**The records**
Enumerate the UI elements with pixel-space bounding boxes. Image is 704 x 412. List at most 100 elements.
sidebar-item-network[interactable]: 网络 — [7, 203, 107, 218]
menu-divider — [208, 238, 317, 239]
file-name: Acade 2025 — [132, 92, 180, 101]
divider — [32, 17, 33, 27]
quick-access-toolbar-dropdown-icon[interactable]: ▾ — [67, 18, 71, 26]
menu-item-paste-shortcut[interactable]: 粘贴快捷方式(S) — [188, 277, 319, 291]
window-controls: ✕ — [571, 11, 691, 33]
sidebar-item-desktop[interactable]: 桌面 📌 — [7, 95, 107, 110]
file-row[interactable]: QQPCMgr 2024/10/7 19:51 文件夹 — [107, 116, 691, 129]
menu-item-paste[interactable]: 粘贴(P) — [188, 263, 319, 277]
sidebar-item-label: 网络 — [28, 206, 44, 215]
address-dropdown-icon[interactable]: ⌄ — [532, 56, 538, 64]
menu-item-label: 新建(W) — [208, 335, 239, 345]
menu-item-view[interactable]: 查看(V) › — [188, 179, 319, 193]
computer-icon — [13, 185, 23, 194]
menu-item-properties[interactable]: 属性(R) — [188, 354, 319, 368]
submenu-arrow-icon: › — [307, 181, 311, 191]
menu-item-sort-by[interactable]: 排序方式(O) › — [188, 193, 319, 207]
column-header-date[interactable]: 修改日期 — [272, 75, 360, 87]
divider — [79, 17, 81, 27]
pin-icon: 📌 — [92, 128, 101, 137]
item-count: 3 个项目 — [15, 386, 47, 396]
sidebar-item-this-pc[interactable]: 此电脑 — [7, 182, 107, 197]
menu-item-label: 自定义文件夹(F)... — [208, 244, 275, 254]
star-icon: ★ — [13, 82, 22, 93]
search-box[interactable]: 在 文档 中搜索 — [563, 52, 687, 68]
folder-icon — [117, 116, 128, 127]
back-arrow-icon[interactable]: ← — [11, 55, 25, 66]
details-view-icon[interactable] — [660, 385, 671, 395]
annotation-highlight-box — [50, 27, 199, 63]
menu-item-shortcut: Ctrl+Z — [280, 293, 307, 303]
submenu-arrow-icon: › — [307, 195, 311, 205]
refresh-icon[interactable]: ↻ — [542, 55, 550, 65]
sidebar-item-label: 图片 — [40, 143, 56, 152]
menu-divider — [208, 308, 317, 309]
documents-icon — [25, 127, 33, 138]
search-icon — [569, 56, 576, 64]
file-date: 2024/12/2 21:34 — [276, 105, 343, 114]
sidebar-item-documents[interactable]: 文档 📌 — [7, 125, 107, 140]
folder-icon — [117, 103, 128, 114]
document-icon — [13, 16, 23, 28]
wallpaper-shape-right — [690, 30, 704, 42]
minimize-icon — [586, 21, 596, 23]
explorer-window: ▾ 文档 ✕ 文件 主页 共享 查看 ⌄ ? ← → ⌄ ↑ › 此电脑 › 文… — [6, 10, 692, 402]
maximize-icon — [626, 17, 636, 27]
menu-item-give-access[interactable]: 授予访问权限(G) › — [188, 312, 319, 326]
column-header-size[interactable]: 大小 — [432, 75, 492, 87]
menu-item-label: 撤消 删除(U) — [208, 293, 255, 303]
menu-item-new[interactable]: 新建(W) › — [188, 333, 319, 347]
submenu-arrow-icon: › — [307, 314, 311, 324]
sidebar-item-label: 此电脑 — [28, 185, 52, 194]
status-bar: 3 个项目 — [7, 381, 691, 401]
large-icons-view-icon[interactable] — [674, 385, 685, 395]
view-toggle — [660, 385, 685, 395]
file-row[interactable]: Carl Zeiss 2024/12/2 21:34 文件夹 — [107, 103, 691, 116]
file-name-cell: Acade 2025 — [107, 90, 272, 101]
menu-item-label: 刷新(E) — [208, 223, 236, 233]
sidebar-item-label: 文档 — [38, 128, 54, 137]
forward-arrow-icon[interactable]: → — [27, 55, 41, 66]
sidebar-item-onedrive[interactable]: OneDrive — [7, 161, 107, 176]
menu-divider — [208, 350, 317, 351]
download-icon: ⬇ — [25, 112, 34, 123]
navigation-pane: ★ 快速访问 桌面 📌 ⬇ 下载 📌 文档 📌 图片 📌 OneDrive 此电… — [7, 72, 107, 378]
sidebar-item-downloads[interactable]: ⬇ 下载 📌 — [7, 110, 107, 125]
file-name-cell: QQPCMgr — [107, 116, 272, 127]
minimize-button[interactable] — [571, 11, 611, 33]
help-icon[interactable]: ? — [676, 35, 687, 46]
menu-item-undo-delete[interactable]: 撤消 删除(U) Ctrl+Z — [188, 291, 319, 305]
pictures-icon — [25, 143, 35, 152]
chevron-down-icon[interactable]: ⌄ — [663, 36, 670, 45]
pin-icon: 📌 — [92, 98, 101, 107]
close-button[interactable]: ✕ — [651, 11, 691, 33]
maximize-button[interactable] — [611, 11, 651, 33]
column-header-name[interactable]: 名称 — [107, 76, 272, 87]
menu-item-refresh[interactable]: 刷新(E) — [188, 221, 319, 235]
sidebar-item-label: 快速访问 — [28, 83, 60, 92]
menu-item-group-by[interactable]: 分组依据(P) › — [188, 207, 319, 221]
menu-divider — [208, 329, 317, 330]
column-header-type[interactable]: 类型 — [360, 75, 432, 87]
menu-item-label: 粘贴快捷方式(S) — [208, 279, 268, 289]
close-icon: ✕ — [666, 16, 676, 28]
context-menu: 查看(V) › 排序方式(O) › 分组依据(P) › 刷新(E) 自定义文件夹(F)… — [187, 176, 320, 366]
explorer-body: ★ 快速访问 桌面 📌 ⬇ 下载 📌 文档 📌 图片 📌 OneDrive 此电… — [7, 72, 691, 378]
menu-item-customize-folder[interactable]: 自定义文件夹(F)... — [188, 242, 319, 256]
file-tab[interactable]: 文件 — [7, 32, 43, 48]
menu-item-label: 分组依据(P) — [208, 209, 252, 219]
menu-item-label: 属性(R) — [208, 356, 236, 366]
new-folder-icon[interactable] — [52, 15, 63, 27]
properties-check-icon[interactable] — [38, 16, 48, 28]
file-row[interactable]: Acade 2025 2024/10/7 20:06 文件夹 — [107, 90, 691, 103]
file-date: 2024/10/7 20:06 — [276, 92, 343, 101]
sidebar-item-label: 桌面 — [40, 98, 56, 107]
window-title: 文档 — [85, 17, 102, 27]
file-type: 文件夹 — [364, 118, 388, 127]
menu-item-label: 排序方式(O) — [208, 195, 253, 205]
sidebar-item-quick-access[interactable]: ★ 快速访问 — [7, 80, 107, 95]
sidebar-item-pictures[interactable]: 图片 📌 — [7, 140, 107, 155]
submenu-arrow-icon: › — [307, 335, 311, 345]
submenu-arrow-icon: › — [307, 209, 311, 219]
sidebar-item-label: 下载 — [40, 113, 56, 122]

**Exercise instructions**
Reproduce all the rows above, substituting "chevron-icon" for "submenu-arrow-icon" wherever it occurs and leaving everything else unchanged.

**Final result**
Enumerate the UI elements with pixel-space bounding boxes. Image is 704 x 412. List at most 100 elements.
sidebar-item-network[interactable]: 网络 — [7, 203, 107, 218]
menu-divider — [208, 238, 317, 239]
file-name: Acade 2025 — [132, 92, 180, 101]
divider — [32, 17, 33, 27]
quick-access-toolbar-dropdown-icon[interactable]: ▾ — [67, 18, 71, 26]
menu-item-paste-shortcut[interactable]: 粘贴快捷方式(S) — [188, 277, 319, 291]
window-controls: ✕ — [571, 11, 691, 33]
sidebar-item-desktop[interactable]: 桌面 📌 — [7, 95, 107, 110]
file-row[interactable]: QQPCMgr 2024/10/7 19:51 文件夹 — [107, 116, 691, 129]
menu-item-paste[interactable]: 粘贴(P) — [188, 263, 319, 277]
sidebar-item-label: 网络 — [28, 206, 44, 215]
address-dropdown-icon[interactable]: ⌄ — [532, 56, 538, 64]
menu-item-label: 新建(W) — [208, 335, 239, 345]
menu-item-view[interactable]: 查看(V) › — [188, 179, 319, 193]
computer-icon — [13, 185, 23, 194]
menu-item-properties[interactable]: 属性(R) — [188, 354, 319, 368]
chevron-icon: › — [307, 181, 311, 191]
menu-item-sort-by[interactable]: 排序方式(O) › — [188, 193, 319, 207]
column-header-date[interactable]: 修改日期 — [272, 75, 360, 87]
divider — [79, 17, 81, 27]
pin-icon: 📌 — [92, 128, 101, 137]
item-count: 3 个项目 — [15, 386, 47, 396]
sidebar-item-this-pc[interactable]: 此电脑 — [7, 182, 107, 197]
menu-item-label: 自定义文件夹(F)... — [208, 244, 275, 254]
star-icon: ★ — [13, 82, 22, 93]
search-box[interactable]: 在 文档 中搜索 — [563, 52, 687, 68]
folder-icon — [117, 116, 128, 127]
back-arrow-icon[interactable]: ← — [11, 55, 25, 66]
details-view-icon[interactable] — [660, 385, 671, 395]
annotation-highlight-box — [50, 27, 199, 63]
menu-item-shortcut: Ctrl+Z — [280, 293, 307, 303]
chevron-icon: › — [307, 195, 311, 205]
refresh-icon[interactable]: ↻ — [542, 55, 550, 65]
sidebar-item-label: 图片 — [40, 143, 56, 152]
menu-divider — [208, 308, 317, 309]
documents-icon — [25, 127, 33, 138]
search-icon — [569, 56, 576, 64]
file-date: 2024/12/2 21:34 — [276, 105, 343, 114]
sidebar-item-documents[interactable]: 文档 📌 — [7, 125, 107, 140]
folder-icon — [117, 103, 128, 114]
document-icon — [13, 16, 23, 28]
wallpaper-shape-right — [690, 30, 704, 42]
minimize-icon — [586, 21, 596, 23]
explorer-window: ▾ 文档 ✕ 文件 主页 共享 查看 ⌄ ? ← → ⌄ ↑ › 此电脑 › 文… — [6, 10, 692, 402]
maximize-icon — [626, 17, 636, 27]
menu-item-give-access[interactable]: 授予访问权限(G) › — [188, 312, 319, 326]
column-header-size[interactable]: 大小 — [432, 75, 492, 87]
menu-item-label: 撤消 删除(U) — [208, 293, 255, 303]
menu-item-new[interactable]: 新建(W) › — [188, 333, 319, 347]
chevron-icon: › — [307, 314, 311, 324]
sidebar-item-label: 此电脑 — [28, 185, 52, 194]
status-bar: 3 个项目 — [7, 381, 691, 401]
large-icons-view-icon[interactable] — [674, 385, 685, 395]
view-toggle — [660, 385, 685, 395]
file-row[interactable]: Carl Zeiss 2024/12/2 21:34 文件夹 — [107, 103, 691, 116]
file-name-cell: Acade 2025 — [107, 90, 272, 101]
menu-item-label: 刷新(E) — [208, 223, 236, 233]
sidebar-item-label: 文档 — [38, 128, 54, 137]
forward-arrow-icon[interactable]: → — [27, 55, 41, 66]
sidebar-item-onedrive[interactable]: OneDrive — [7, 161, 107, 176]
menu-divider — [208, 350, 317, 351]
download-icon: ⬇ — [25, 112, 34, 123]
navigation-pane: ★ 快速访问 桌面 📌 ⬇ 下载 📌 文档 📌 图片 📌 OneDrive 此电… — [7, 72, 107, 378]
sidebar-item-downloads[interactable]: ⬇ 下载 📌 — [7, 110, 107, 125]
file-name-cell: QQPCMgr — [107, 116, 272, 127]
minimize-button[interactable] — [571, 11, 611, 33]
help-icon[interactable]: ? — [676, 35, 687, 46]
menu-item-undo-delete[interactable]: 撤消 删除(U) Ctrl+Z — [188, 291, 319, 305]
pictures-icon — [25, 143, 35, 152]
chevron-down-icon[interactable]: ⌄ — [663, 36, 670, 45]
pin-icon: 📌 — [92, 98, 101, 107]
close-button[interactable]: ✕ — [651, 11, 691, 33]
maximize-button[interactable] — [611, 11, 651, 33]
column-header-name[interactable]: 名称 — [107, 76, 272, 87]
menu-item-refresh[interactable]: 刷新(E) — [188, 221, 319, 235]
sidebar-item-label: 快速访问 — [28, 83, 60, 92]
menu-item-group-by[interactable]: 分组依据(P) › — [188, 207, 319, 221]
menu-divider — [208, 329, 317, 330]
column-header-type[interactable]: 类型 — [360, 75, 432, 87]
menu-item-label: 粘贴快捷方式(S) — [208, 279, 268, 289]
close-icon: ✕ — [666, 16, 676, 28]
context-menu: 查看(V) › 排序方式(O) › 分组依据(P) › 刷新(E) 自定义文件夹(F)… — [187, 176, 320, 366]
explorer-body: ★ 快速访问 桌面 📌 ⬇ 下载 📌 文档 📌 图片 📌 OneDrive 此电… — [7, 72, 691, 378]
menu-item-customize-folder[interactable]: 自定义文件夹(F)... — [188, 242, 319, 256]
file-tab[interactable]: 文件 — [7, 32, 43, 48]
menu-item-label: 分组依据(P) — [208, 209, 252, 219]
menu-item-label: 属性(R) — [208, 356, 236, 366]
new-folder-icon[interactable] — [52, 15, 63, 27]
properties-check-icon[interactable] — [38, 16, 48, 28]
file-row[interactable]: Acade 2025 2024/10/7 20:06 文件夹 — [107, 90, 691, 103]
file-date: 2024/10/7 20:06 — [276, 92, 343, 101]
sidebar-item-label: 桌面 — [40, 98, 56, 107]
window-title: 文档 — [85, 17, 102, 27]
file-type: 文件夹 — [364, 118, 388, 127]
menu-item-label: 排序方式(O) — [208, 195, 253, 205]
sidebar-item-quick-access[interactable]: ★ 快速访问 — [7, 80, 107, 95]
sidebar-item-pictures[interactable]: 图片 📌 — [7, 140, 107, 155]
chevron-icon: › — [307, 335, 311, 345]
chevron-icon: › — [307, 209, 311, 219]
sidebar-item-label: 下载 — [40, 113, 56, 122]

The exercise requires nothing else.